## What is needed
From the listing below, list every line that contains the string "info".

** Begin Data for processing **

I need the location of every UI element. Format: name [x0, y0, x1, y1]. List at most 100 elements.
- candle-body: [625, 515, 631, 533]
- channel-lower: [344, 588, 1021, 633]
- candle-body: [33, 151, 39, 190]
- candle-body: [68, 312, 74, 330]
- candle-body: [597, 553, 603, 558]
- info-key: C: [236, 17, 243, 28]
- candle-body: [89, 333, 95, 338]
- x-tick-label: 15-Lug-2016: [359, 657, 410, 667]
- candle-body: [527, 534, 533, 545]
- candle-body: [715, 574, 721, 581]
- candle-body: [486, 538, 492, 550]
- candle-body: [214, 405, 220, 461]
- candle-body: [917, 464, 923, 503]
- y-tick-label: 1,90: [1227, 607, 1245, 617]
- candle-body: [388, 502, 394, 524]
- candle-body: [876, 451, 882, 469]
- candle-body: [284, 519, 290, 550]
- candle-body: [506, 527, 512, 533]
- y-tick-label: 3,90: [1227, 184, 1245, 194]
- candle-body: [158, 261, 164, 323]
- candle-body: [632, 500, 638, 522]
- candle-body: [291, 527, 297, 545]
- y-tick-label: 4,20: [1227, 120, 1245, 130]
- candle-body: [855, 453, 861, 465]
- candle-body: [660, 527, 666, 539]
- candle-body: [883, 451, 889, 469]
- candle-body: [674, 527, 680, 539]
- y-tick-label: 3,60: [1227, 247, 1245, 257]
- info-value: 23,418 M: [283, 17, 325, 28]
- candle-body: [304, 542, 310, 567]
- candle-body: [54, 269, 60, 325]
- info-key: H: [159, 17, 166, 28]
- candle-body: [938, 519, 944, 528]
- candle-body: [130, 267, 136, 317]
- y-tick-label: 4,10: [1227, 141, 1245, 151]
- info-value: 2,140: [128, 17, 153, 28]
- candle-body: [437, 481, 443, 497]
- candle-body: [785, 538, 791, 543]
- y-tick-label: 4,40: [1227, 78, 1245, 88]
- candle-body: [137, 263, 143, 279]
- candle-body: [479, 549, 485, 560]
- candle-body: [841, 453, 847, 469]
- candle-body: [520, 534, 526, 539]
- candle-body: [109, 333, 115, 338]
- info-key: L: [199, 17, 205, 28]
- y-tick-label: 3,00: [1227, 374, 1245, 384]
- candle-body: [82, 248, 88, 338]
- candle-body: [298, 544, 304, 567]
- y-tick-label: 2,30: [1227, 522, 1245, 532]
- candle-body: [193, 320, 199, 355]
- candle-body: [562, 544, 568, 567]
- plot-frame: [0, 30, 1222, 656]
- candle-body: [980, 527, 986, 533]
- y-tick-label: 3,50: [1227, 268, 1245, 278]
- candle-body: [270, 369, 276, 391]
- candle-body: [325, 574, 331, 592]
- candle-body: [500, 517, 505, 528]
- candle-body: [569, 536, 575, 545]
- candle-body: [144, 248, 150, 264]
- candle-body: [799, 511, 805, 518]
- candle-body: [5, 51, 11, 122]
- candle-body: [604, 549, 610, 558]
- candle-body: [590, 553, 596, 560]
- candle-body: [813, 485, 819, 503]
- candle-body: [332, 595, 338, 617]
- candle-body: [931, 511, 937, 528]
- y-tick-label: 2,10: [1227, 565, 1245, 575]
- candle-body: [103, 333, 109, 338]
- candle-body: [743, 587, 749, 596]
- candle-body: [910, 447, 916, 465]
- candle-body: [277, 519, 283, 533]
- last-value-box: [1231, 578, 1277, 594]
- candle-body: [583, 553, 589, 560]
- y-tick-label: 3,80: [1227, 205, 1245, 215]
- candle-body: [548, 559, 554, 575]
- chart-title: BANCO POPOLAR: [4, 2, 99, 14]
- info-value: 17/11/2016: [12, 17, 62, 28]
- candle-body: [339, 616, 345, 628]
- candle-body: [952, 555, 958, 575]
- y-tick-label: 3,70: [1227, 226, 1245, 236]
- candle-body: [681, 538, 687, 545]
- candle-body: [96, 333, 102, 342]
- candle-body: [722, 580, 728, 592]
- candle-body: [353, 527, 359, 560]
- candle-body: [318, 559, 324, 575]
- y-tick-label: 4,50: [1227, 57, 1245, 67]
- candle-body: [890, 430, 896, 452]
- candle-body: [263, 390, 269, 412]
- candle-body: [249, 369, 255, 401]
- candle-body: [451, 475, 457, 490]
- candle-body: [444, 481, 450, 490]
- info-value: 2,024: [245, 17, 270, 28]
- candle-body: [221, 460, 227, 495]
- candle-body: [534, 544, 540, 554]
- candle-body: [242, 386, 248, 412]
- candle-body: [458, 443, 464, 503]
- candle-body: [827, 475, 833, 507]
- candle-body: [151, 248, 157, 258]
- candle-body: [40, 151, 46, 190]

** End Data for processing **

## The solution
- info-key: C: [236, 17, 243, 28]
- info-value: 23,418 M: [283, 17, 325, 28]
- info-key: H: [159, 17, 166, 28]
- info-value: 2,140: [128, 17, 153, 28]
- info-key: L: [199, 17, 205, 28]
- info-value: 17/11/2016: [12, 17, 62, 28]
- info-value: 2,024: [245, 17, 270, 28]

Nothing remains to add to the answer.